Your task is to print every entry below exactly as given.
[Start STORED ROWS]
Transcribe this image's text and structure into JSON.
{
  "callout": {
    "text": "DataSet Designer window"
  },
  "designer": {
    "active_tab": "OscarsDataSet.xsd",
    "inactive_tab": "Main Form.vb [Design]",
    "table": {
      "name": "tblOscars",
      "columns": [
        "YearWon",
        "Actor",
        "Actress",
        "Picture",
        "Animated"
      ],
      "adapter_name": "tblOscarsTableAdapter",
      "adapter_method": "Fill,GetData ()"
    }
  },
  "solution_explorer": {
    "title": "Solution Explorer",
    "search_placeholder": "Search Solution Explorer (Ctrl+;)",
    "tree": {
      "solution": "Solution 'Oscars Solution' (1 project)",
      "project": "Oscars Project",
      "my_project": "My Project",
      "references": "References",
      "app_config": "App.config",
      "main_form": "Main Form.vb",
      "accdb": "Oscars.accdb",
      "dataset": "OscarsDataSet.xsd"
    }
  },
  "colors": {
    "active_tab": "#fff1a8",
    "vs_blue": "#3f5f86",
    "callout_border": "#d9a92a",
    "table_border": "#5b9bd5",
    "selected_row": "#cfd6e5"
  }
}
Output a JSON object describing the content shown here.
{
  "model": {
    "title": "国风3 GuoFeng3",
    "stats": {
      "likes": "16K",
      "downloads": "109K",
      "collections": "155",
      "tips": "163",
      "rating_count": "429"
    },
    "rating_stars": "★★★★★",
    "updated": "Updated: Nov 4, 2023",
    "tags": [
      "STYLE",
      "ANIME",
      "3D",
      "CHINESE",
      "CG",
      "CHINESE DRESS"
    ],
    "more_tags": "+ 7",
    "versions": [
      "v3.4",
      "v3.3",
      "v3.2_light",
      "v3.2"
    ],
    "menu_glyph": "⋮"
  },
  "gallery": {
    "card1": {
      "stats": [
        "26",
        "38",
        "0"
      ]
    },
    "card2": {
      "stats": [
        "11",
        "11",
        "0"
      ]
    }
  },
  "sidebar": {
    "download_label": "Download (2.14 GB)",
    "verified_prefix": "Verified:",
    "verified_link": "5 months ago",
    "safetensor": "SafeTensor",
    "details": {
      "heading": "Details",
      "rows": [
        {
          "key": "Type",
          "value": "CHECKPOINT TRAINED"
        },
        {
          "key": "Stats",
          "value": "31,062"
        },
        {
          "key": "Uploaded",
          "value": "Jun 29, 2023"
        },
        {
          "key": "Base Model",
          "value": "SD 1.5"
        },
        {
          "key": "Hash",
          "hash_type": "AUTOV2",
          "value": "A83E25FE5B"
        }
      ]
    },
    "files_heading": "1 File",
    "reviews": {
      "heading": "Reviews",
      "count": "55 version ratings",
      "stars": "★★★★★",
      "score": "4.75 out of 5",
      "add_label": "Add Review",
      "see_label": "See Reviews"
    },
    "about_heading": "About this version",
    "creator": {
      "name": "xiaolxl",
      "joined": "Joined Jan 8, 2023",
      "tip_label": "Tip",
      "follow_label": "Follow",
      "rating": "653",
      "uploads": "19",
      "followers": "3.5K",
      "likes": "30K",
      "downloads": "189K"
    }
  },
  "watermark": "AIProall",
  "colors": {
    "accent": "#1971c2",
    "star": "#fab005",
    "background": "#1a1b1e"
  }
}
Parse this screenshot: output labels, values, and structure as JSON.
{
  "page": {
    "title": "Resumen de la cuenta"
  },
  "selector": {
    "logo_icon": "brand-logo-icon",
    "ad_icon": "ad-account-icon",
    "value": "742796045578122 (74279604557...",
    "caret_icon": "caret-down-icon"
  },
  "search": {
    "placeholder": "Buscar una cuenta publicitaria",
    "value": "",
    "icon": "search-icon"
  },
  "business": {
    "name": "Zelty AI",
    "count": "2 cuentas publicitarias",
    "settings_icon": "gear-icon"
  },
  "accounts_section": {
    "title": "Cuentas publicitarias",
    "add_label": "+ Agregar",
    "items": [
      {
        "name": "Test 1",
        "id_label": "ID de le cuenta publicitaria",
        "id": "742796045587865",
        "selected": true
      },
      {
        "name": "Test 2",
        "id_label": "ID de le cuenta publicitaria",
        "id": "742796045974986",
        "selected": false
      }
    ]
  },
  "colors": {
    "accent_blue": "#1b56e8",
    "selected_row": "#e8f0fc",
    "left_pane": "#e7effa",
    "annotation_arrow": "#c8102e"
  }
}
[End STORED ROWS]
ANSWER TO THIS PROBLEM>
Transcribe this image's text and structure into JSON.
{
  "callout": {
    "text": "DataSet Designer window"
  },
  "designer": {
    "active_tab": "OscarsDataSet.xsd",
    "inactive_tab": "Main Form.vb [Design]",
    "table": {
      "name": "tblOscars",
      "columns": [
        "YearWon",
        "Actor",
        "Actress",
        "Picture",
        "Animated"
      ],
      "adapter_name": "tblOscarsTableAdapter",
      "adapter_method": "Fill,GetData ()"
    }
  },
  "solution_explorer": {
    "title": "Solution Explorer",
    "search_placeholder": "Search Solution Explorer (Ctrl+;)",
    "tree": {
      "solution": "Solution 'Oscars Solution' (1 project)",
      "project": "Oscars Project",
      "my_project": "My Project",
      "references": "References",
      "app_config": "App.config",
      "main_form": "Main Form.vb",
      "accdb": "Oscars.accdb",
      "dataset": "OscarsDataSet.xsd"
    }
  },
  "colors": {
    "active_tab": "#fff1a8",
    "vs_blue": "#3f5f86",
    "callout_border": "#d9a92a",
    "table_border": "#5b9bd5",
    "selected_row": "#cfd6e5"
  }
}
Output a JSON object describing the content shown here.
{
  "model": {
    "title": "国风3 GuoFeng3",
    "stats": {
      "likes": "16K",
      "downloads": "109K",
      "collections": "155",
      "tips": "163",
      "rating_count": "429"
    },
    "rating_stars": "★★★★★",
    "updated": "Updated: Nov 4, 2023",
    "tags": [
      "STYLE",
      "ANIME",
      "3D",
      "CHINESE",
      "CG",
      "CHINESE DRESS"
    ],
    "more_tags": "+ 7",
    "versions": [
      "v3.4",
      "v3.3",
      "v3.2_light",
      "v3.2"
    ],
    "menu_glyph": "⋮"
  },
  "gallery": {
    "card1": {
      "stats": [
        "26",
        "38",
        "0"
      ]
    },
    "card2": {
      "stats": [
        "11",
        "11",
        "0"
      ]
    }
  },
  "sidebar": {
    "download_label": "Download (2.14 GB)",
    "verified_prefix": "Verified:",
    "verified_link": "5 months ago",
    "safetensor": "SafeTensor",
    "details": {
      "heading": "Details",
      "rows": [
        {
          "key": "Type",
          "value": "CHECKPOINT TRAINED"
        },
        {
          "key": "Stats",
          "value": "31,062"
        },
        {
          "key": "Uploaded",
          "value": "Jun 29, 2023"
        },
        {
          "key": "Base Model",
          "value": "SD 1.5"
        },
        {
          "key": "Hash",
          "hash_type": "AUTOV2",
          "value": "A83E25FE5B"
        }
      ]
    },
    "files_heading": "1 File",
    "reviews": {
      "heading": "Reviews",
      "count": "55 version ratings",
      "stars": "★★★★★",
      "score": "4.75 out of 5",
      "add_label": "Add Review",
      "see_label": "See Reviews"
    },
    "about_heading": "About this version",
    "creator": {
      "name": "xiaolxl",
      "joined": "Joined Jan 8, 2023",
      "tip_label": "Tip",
      "follow_label": "Follow",
      "rating": "653",
      "uploads": "19",
      "followers": "3.5K",
      "likes": "30K",
      "downloads": "189K"
    }
  },
  "watermark": "AIProall",
  "colors": {
    "accent": "#1971c2",
    "star": "#fab005",
    "background": "#1a1b1e"
  }
}
Parse this screenshot: output labels, values, and structure as JSON.
{
  "page": {
    "title": "Resumen de la cuenta"
  },
  "selector": {
    "logo_icon": "brand-logo-icon",
    "ad_icon": "ad-account-icon",
    "value": "742796045578122 (74279604557...",
    "caret_icon": "caret-down-icon"
  },
  "search": {
    "placeholder": "Buscar una cuenta publicitaria",
    "value": "",
    "icon": "search-icon"
  },
  "business": {
    "name": "Zelty AI",
    "count": "2 cuentas publicitarias",
    "settings_icon": "gear-icon"
  },
  "accounts_section": {
    "title": "Cuentas publicitarias",
    "add_label": "+ Agregar",
    "items": [
      {
        "name": "Test 1",
        "id_label": "ID de le cuenta publicitaria",
        "id": "742796045587865",
        "selected": true
      },
      {
        "name": "Test 2",
        "id_label": "ID de le cuenta publicitaria",
        "id": "742796045974986",
        "selected": false
      }
    ]
  },
  "colors": {
    "accent_blue": "#1b56e8",
    "selected_row": "#e8f0fc",
    "left_pane": "#e7effa",
    "annotation_arrow": "#c8102e"
  }
}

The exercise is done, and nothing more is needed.